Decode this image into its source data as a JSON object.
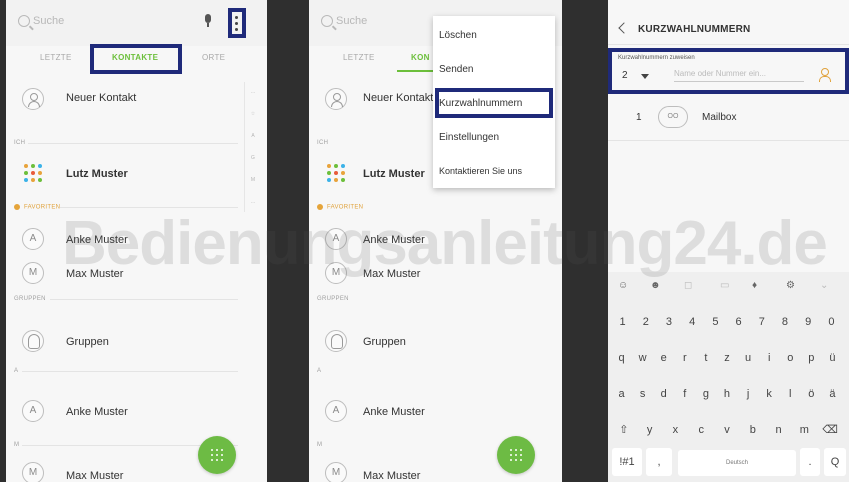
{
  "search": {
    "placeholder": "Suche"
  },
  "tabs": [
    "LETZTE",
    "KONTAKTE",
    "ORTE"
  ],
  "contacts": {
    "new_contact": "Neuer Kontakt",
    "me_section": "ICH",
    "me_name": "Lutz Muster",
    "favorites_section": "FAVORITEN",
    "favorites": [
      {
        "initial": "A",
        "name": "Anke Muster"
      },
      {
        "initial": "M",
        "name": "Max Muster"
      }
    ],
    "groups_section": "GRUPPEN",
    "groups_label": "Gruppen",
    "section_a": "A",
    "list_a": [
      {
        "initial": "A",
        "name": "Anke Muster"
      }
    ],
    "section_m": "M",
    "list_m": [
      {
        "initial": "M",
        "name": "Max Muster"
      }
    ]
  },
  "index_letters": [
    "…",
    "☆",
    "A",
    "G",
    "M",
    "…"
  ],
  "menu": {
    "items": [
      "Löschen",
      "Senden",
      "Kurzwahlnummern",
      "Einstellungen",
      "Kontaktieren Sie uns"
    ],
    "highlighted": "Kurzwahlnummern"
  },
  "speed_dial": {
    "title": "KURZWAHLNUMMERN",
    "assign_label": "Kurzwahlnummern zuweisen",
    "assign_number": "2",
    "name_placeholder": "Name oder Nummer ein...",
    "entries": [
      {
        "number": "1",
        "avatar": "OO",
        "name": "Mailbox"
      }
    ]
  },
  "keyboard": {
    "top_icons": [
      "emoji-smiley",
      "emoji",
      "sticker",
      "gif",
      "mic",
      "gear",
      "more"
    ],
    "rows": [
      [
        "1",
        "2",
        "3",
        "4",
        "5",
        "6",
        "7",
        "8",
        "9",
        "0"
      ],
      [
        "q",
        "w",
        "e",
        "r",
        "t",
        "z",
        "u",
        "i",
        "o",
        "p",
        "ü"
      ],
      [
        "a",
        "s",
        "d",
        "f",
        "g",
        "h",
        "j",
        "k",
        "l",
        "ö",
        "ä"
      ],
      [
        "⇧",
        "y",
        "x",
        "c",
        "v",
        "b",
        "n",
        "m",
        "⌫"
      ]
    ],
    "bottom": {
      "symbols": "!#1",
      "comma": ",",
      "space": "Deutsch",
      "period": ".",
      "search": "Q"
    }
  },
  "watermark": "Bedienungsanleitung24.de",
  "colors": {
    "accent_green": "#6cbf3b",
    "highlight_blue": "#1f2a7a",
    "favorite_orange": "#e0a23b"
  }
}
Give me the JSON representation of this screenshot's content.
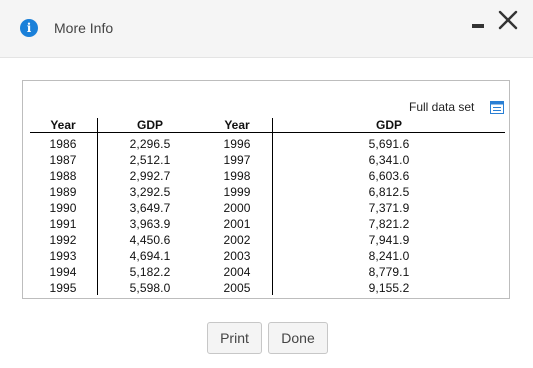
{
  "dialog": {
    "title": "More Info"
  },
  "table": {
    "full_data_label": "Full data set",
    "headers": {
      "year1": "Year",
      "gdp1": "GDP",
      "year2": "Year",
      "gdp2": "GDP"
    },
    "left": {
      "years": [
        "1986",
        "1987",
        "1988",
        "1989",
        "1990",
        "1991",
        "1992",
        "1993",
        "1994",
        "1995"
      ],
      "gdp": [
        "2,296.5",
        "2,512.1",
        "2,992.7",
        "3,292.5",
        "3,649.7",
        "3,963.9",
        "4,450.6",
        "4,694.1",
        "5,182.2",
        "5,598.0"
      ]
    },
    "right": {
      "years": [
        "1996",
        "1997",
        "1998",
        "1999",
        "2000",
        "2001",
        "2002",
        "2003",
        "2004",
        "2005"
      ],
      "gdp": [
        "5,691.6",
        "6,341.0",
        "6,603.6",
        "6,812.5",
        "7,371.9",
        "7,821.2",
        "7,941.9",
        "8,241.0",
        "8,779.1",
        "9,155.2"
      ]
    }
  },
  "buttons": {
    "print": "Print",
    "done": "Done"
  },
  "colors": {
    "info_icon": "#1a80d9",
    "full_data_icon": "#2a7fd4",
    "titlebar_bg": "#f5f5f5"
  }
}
• • • •
Read the entries and select each line where the word "JSON" is found.

(Response for this exercise):
Decode this image into its source data as a JSON object.
Give me the JSON representation of this screenshot's content.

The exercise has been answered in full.